Entries excerpted from a collection
______
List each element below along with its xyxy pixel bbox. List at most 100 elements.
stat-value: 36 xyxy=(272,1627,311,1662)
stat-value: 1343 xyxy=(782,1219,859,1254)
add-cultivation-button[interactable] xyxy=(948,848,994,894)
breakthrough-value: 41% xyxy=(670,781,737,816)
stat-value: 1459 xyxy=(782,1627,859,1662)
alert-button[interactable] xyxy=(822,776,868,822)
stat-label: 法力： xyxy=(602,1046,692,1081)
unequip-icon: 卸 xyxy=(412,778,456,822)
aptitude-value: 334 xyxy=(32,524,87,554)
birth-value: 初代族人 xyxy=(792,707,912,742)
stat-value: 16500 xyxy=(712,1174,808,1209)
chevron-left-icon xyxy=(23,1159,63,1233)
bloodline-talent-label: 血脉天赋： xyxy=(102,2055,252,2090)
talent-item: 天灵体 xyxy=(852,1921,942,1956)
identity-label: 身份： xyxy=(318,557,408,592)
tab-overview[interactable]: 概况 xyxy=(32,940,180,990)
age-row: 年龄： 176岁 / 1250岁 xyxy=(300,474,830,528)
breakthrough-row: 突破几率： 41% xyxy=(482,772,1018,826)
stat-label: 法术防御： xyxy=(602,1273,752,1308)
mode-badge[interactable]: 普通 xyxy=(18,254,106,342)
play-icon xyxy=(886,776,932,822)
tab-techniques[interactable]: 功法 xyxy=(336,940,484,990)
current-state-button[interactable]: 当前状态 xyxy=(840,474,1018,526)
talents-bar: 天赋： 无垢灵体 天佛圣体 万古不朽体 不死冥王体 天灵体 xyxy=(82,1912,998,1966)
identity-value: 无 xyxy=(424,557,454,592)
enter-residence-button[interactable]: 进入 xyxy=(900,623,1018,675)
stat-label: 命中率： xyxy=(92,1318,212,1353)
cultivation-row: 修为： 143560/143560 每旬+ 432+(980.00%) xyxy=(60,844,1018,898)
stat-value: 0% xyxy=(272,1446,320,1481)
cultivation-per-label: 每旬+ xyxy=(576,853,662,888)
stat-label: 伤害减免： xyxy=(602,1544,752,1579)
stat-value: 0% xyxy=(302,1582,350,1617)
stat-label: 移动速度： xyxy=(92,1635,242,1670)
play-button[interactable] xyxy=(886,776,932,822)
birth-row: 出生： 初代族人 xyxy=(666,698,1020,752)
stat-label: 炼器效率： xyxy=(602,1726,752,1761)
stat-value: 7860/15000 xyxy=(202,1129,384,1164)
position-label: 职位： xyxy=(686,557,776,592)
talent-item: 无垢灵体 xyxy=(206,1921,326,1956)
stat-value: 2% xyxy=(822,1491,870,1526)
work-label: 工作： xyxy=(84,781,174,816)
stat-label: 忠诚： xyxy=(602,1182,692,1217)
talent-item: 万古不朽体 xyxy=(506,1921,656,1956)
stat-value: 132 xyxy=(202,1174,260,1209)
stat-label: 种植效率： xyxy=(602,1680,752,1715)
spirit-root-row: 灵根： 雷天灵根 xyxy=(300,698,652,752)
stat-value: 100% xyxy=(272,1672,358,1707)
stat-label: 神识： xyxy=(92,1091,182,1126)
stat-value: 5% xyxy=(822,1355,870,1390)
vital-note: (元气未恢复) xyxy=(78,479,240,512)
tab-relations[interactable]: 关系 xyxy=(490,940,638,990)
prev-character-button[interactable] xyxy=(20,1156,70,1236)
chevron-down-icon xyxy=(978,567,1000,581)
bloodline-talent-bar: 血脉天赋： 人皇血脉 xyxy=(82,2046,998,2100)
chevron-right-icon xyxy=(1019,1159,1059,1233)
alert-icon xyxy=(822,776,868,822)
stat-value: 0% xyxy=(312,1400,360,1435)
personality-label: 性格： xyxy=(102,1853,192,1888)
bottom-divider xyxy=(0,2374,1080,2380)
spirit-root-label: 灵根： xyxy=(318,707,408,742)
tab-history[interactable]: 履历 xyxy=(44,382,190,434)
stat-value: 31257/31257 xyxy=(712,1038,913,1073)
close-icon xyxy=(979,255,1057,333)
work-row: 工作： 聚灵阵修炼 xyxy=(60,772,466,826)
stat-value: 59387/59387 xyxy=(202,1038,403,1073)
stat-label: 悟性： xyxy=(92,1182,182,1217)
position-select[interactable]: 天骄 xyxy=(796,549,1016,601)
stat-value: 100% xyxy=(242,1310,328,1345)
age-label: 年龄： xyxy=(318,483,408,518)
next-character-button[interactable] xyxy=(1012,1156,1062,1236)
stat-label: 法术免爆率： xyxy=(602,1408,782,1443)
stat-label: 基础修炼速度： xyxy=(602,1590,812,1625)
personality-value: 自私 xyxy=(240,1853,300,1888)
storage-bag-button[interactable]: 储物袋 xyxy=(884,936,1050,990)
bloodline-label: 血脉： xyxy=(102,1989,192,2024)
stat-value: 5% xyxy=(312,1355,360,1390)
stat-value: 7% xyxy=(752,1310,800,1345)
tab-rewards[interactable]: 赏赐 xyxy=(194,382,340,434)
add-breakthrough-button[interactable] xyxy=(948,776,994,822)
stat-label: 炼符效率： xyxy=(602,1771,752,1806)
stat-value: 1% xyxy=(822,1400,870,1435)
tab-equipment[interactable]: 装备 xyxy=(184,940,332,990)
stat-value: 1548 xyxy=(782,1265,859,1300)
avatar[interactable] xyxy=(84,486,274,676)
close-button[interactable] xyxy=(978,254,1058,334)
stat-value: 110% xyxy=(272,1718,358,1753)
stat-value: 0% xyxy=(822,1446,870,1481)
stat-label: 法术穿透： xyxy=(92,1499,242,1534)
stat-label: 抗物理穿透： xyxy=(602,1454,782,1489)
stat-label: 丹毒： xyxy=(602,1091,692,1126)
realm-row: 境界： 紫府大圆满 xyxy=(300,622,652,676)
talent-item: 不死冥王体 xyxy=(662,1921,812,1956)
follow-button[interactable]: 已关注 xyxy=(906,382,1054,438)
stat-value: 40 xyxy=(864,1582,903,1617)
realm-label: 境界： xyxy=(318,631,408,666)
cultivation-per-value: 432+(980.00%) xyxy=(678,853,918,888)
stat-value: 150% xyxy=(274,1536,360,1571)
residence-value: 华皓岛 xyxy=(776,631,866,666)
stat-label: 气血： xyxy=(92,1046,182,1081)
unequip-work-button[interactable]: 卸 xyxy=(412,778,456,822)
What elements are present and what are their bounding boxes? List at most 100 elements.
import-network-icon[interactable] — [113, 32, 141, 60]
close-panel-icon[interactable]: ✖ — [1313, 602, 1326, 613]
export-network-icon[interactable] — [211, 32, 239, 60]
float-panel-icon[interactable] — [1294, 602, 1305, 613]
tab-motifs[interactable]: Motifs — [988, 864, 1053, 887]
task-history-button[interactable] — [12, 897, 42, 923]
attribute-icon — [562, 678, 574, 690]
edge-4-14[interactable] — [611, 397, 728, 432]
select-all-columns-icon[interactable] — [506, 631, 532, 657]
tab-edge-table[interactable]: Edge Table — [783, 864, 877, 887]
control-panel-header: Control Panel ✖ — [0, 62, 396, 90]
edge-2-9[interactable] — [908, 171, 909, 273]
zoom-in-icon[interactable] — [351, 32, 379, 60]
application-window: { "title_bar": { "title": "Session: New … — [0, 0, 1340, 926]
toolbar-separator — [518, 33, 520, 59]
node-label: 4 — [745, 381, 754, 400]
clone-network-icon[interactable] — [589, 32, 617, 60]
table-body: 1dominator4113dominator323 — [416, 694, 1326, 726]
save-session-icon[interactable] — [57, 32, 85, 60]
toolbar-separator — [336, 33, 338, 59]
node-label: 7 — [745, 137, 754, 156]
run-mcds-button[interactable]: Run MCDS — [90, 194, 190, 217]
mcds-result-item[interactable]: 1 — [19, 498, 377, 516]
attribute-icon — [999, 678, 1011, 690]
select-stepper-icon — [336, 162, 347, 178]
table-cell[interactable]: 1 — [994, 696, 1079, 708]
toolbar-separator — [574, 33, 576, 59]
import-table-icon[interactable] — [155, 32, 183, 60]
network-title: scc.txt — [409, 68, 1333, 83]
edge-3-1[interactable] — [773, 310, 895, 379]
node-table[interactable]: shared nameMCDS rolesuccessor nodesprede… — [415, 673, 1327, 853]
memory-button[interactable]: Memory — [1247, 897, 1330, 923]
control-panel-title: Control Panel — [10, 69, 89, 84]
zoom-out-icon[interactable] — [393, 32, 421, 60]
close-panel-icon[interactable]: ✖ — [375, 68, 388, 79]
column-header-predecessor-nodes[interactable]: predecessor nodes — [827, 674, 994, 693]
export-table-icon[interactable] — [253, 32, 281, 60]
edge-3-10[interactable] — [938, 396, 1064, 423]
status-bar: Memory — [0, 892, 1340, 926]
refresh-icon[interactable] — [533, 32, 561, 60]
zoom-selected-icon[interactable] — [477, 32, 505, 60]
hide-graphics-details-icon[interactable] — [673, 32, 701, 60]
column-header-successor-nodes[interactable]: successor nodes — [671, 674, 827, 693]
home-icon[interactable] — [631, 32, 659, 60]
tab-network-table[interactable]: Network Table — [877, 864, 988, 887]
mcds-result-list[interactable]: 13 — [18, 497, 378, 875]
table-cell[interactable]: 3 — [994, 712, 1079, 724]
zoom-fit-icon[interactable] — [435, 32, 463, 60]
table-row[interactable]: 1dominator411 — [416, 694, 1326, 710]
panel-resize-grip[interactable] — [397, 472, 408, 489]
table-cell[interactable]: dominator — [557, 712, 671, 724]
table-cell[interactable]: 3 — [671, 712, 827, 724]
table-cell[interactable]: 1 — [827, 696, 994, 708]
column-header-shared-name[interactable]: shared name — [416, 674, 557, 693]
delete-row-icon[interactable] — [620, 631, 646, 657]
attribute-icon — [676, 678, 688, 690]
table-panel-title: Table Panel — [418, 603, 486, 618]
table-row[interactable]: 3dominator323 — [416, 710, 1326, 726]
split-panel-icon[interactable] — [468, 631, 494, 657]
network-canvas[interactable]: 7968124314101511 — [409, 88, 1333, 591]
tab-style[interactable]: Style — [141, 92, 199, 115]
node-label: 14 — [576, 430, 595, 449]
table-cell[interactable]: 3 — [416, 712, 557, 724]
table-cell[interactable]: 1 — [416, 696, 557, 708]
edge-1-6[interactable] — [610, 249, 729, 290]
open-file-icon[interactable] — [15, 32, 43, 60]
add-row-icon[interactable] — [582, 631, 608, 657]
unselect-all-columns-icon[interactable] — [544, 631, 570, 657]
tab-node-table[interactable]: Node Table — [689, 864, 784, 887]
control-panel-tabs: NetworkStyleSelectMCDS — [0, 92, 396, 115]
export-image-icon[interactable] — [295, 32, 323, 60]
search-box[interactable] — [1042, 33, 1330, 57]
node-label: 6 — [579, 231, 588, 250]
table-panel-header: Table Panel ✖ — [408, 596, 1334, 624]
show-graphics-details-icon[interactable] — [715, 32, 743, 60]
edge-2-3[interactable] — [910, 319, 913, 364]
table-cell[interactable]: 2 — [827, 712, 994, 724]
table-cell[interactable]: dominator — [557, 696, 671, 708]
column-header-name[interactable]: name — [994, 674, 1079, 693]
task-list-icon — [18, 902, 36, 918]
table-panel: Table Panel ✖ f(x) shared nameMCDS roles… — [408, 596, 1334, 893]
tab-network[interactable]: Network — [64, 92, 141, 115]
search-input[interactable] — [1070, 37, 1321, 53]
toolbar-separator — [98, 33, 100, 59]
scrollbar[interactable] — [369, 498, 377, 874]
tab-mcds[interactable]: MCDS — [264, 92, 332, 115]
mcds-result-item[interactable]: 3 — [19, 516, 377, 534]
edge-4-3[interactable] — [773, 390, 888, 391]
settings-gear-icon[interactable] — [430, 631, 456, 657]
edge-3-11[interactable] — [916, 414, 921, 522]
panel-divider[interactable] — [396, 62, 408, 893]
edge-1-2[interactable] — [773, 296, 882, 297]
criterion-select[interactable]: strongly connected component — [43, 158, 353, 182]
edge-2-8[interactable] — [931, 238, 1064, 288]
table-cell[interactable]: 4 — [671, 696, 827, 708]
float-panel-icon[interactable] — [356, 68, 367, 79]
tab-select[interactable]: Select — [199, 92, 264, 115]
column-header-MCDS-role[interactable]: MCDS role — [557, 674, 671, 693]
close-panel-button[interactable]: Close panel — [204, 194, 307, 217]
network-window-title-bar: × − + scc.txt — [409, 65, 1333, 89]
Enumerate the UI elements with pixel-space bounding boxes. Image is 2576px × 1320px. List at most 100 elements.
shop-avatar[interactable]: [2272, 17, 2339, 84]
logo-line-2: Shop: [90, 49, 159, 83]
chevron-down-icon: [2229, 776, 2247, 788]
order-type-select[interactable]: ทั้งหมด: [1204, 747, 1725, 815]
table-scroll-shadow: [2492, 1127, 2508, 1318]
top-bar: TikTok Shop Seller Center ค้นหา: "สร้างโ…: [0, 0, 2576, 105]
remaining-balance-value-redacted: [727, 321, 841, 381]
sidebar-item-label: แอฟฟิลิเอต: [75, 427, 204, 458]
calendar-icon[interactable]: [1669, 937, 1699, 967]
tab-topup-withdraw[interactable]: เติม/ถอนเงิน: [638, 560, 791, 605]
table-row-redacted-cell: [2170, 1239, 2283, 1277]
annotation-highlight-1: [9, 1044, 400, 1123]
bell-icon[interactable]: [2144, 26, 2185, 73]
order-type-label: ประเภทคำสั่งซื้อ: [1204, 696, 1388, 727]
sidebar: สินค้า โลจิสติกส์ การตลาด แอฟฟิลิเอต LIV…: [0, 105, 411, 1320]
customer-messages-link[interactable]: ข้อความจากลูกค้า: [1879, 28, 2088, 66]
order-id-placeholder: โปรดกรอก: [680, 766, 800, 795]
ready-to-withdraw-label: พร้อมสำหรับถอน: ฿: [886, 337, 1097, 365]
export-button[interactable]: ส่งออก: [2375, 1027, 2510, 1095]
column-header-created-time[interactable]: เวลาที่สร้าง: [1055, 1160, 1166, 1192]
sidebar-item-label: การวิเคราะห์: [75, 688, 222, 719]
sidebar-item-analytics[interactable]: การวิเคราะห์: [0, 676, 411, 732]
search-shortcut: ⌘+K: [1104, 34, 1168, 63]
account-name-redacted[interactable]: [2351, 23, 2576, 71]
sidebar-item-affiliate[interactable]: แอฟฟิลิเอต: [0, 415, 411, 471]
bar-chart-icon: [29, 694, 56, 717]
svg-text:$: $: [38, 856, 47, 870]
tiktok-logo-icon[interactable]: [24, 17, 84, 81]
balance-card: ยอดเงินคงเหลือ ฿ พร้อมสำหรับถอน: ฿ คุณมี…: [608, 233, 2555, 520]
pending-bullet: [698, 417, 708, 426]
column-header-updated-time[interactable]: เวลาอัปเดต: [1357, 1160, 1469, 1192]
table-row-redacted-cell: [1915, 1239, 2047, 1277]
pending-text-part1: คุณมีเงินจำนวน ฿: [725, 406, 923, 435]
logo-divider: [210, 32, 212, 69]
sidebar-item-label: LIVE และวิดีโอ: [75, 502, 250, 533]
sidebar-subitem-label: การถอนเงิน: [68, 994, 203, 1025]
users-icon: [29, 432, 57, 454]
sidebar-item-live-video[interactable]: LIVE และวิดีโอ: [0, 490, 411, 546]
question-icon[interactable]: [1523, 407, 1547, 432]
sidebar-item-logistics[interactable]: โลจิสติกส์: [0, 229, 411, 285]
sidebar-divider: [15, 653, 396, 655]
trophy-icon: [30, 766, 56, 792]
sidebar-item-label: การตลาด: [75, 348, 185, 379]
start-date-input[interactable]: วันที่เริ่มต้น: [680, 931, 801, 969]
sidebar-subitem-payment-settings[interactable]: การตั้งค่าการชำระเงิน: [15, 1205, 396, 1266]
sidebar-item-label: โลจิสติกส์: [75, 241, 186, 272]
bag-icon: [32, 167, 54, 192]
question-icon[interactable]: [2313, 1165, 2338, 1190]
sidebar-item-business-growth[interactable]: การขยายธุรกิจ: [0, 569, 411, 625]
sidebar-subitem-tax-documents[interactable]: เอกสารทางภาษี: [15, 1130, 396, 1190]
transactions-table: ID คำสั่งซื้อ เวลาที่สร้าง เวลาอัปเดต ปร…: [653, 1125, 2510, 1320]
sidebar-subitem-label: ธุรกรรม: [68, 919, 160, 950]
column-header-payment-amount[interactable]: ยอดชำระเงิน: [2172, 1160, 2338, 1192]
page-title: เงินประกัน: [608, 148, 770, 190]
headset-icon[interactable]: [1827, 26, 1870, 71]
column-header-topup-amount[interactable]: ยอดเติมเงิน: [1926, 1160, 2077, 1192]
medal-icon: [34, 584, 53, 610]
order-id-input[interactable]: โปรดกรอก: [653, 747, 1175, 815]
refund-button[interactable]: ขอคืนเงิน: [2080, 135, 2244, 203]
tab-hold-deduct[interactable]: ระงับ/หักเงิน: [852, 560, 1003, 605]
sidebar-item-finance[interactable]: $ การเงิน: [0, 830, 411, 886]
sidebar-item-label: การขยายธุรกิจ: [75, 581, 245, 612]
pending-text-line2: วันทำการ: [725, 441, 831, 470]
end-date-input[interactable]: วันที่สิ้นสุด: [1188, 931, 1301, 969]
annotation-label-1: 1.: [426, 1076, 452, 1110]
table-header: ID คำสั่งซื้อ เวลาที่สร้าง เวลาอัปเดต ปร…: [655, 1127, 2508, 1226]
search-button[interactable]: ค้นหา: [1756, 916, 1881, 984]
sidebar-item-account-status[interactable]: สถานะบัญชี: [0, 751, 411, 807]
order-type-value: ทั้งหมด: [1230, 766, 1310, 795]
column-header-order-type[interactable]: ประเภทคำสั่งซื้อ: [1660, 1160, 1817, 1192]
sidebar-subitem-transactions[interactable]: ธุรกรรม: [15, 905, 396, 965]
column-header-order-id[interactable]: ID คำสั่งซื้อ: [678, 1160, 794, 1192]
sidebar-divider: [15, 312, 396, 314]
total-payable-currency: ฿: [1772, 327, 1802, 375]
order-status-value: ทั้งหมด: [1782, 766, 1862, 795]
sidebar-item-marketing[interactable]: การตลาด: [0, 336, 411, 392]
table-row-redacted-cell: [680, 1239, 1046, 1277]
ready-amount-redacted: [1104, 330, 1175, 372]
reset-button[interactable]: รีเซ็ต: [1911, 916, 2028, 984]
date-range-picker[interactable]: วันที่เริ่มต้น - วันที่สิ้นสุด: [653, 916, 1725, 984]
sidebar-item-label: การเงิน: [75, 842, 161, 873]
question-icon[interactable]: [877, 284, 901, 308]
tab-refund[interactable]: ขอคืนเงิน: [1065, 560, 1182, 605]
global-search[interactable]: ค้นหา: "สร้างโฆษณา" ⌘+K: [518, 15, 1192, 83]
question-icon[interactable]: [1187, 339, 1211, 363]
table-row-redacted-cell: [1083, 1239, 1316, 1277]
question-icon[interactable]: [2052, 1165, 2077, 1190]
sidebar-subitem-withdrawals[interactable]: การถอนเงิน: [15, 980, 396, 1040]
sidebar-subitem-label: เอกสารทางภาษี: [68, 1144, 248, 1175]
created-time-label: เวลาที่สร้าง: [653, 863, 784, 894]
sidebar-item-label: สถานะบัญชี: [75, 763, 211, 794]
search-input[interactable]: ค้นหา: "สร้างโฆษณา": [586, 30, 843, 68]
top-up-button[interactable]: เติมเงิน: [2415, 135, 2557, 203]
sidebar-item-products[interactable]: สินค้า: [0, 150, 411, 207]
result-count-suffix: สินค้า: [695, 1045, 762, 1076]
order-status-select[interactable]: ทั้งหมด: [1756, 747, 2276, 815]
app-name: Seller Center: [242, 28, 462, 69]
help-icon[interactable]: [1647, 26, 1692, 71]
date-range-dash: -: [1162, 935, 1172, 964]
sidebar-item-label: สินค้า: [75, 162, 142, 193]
______
◆ Given exercise ◆
Express each line from the start of the entries through the line containing "stat-label: 移动速度： xyxy=(92,1635,242,1670)", inclusive, as a JSON list of strings with one string per line and blank lines left out.

◆ Result ◆
[
  "List each element below along with its xyxy pixel bbox. List at most 100 elements.",
  "stat-value: 36 xyxy=(272,1627,311,1662)",
  "stat-value: 1343 xyxy=(782,1219,859,1254)",
  "add-cultivation-button[interactable] xyxy=(948,848,994,894)",
  "breakthrough-value: 41% xyxy=(670,781,737,816)",
  "stat-value: 1459 xyxy=(782,1627,859,1662)",
  "alert-button[interactable] xyxy=(822,776,868,822)",
  "stat-label: 法力： xyxy=(602,1046,692,1081)",
  "unequip-icon: 卸 xyxy=(412,778,456,822)",
  "aptitude-value: 334 xyxy=(32,524,87,554)",
  "birth-value: 初代族人 xyxy=(792,707,912,742)",
  "stat-value: 16500 xyxy=(712,1174,808,1209)",
  "chevron-left-icon xyxy=(23,1159,63,1233)",
  "bloodline-talent-label: 血脉天赋： xyxy=(102,2055,252,2090)",
  "talent-item: 天灵体 xyxy=(852,1921,942,1956)",
  "identity-label: 身份： xyxy=(318,557,408,592)",
  "tab-overview[interactable]: 概况 xyxy=(32,940,180,990)",
  "age-row: 年龄： 176岁 / 1250岁 xyxy=(300,474,830,528)",
  "breakthrough-row: 突破几率： 41% xyxy=(482,772,1018,826)",
  "stat-label: 法术防御： xyxy=(602,1273,752,1308)",
  "mode-badge[interactable]: 普通 xyxy=(18,254,106,342)",
  "play-icon xyxy=(886,776,932,822)",
  "tab-techniques[interactable]: 功法 xyxy=(336,940,484,990)",
  "current-state-button[interactable]: 当前状态 xyxy=(840,474,1018,526)",
  "talents-bar: 天赋： 无垢灵体 天佛圣体 万古不朽体 不死冥王体 天灵体 xyxy=(82,1912,998,1966)",
  "identity-value: 无 xyxy=(424,557,454,592)",
  "enter-residence-button[interactable]: 进入 xyxy=(900,623,1018,675)",
  "stat-label: 命中率： xyxy=(92,1318,212,1353)",
  "cultivation-row: 修为： 143560/143560 每旬+ 432+(980.00%) xyxy=(60,844,1018,898)",
  "stat-value: 0% xyxy=(272,1446,320,1481)",
  "cultivation-per-label: 每旬+ xyxy=(576,853,662,888)",
  "stat-label: 伤害减免： xyxy=(602,1544,752,1579)",
  "stat-value: 0% xyxy=(302,1582,350,1617)",
  "stat-label: 移动速度： xyxy=(92,1635,242,1670)"
]